- [WORK TO BE COMPLETED]:
Copy out the entries below precisely; nothing is to be omitted.

- [RECORDS FOR THE TASK]:
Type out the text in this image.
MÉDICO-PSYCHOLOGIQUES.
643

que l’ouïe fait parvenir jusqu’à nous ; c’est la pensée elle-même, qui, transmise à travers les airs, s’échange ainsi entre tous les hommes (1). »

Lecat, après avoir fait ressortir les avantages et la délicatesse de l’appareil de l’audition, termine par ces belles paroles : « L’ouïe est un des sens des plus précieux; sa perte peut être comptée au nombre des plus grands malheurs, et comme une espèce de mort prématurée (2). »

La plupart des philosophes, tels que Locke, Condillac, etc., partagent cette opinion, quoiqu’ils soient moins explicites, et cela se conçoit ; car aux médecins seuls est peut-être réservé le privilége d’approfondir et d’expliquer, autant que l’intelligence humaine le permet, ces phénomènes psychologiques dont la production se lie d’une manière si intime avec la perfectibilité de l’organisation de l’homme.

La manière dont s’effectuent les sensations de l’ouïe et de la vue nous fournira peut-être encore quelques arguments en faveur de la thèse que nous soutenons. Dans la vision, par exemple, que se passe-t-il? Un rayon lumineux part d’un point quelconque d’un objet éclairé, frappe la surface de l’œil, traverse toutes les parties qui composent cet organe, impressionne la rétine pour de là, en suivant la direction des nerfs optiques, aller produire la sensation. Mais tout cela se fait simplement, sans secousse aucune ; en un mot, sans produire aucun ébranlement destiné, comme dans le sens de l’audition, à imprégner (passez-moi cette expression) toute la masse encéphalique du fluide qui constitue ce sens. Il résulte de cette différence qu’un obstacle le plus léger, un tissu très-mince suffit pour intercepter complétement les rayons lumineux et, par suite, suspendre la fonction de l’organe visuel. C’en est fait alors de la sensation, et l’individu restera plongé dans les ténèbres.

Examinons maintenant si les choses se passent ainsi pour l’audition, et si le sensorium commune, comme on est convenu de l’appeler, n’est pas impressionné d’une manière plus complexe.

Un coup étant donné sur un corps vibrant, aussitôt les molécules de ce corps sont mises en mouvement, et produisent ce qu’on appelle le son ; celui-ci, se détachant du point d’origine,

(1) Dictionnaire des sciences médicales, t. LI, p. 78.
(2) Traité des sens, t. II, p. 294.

- [PROBLEM SOLUTION]:
Type out the text in this image.
MÉDICO-PSYCHOLOGIQUES.
643

que l’ouïe fait parvenir jusqu’à nous ; c’est la pensée elle-même, qui, transmise à travers les airs, s’échange ainsi entre tous les hommes (1). »

Lecat, après avoir fait ressortir les avantages et la délicatesse de l’appareil de l’audition, termine par ces belles paroles : « L’ouïe est un des sens des plus précieux; sa perte peut être comptée au nombre des plus grands malheurs, et comme une espèce de mort prématurée (2). »

La plupart des philosophes, tels que Locke, Condillac, etc., partagent cette opinion, quoiqu’ils soient moins explicites, et cela se conçoit ; car aux médecins seuls est peut-être réservé le privilége d’approfondir et d’expliquer, autant que l’intelligence humaine le permet, ces phénomènes psychologiques dont la production se lie d’une manière si intime avec la perfectibilité de l’organisation de l’homme.

La manière dont s’effectuent les sensations de l’ouïe et de la vue nous fournira peut-être encore quelques arguments en faveur de la thèse que nous soutenons. Dans la vision, par exemple, que se passe-t-il? Un rayon lumineux part d’un point quelconque d’un objet éclairé, frappe la surface de l’œil, traverse toutes les parties qui composent cet organe, impressionne la rétine pour de là, en suivant la direction des nerfs optiques, aller produire la sensation. Mais tout cela se fait simplement, sans secousse aucune ; en un mot, sans produire aucun ébranlement destiné, comme dans le sens de l’audition, à imprégner (passez-moi cette expression) toute la masse encéphalique du fluide qui constitue ce sens. Il résulte de cette différence qu’un obstacle le plus léger, un tissu très-mince suffit pour intercepter complétement les rayons lumineux et, par suite, suspendre la fonction de l’organe visuel. C’en est fait alors de la sensation, et l’individu restera plongé dans les ténèbres.

Examinons maintenant si les choses se passent ainsi pour l’audition, et si le sensorium commune, comme on est convenu de l’appeler, n’est pas impressionné d’une manière plus complexe.

Un coup étant donné sur un corps vibrant, aussitôt les molécules de ce corps sont mises en mouvement, et produisent ce qu’on appelle le son ; celui-ci, se détachant du point d’origine,

(1) Dictionnaire des sciences médicales, t. LI, p. 78.
(2) Traité des sens, t. II, p. 294.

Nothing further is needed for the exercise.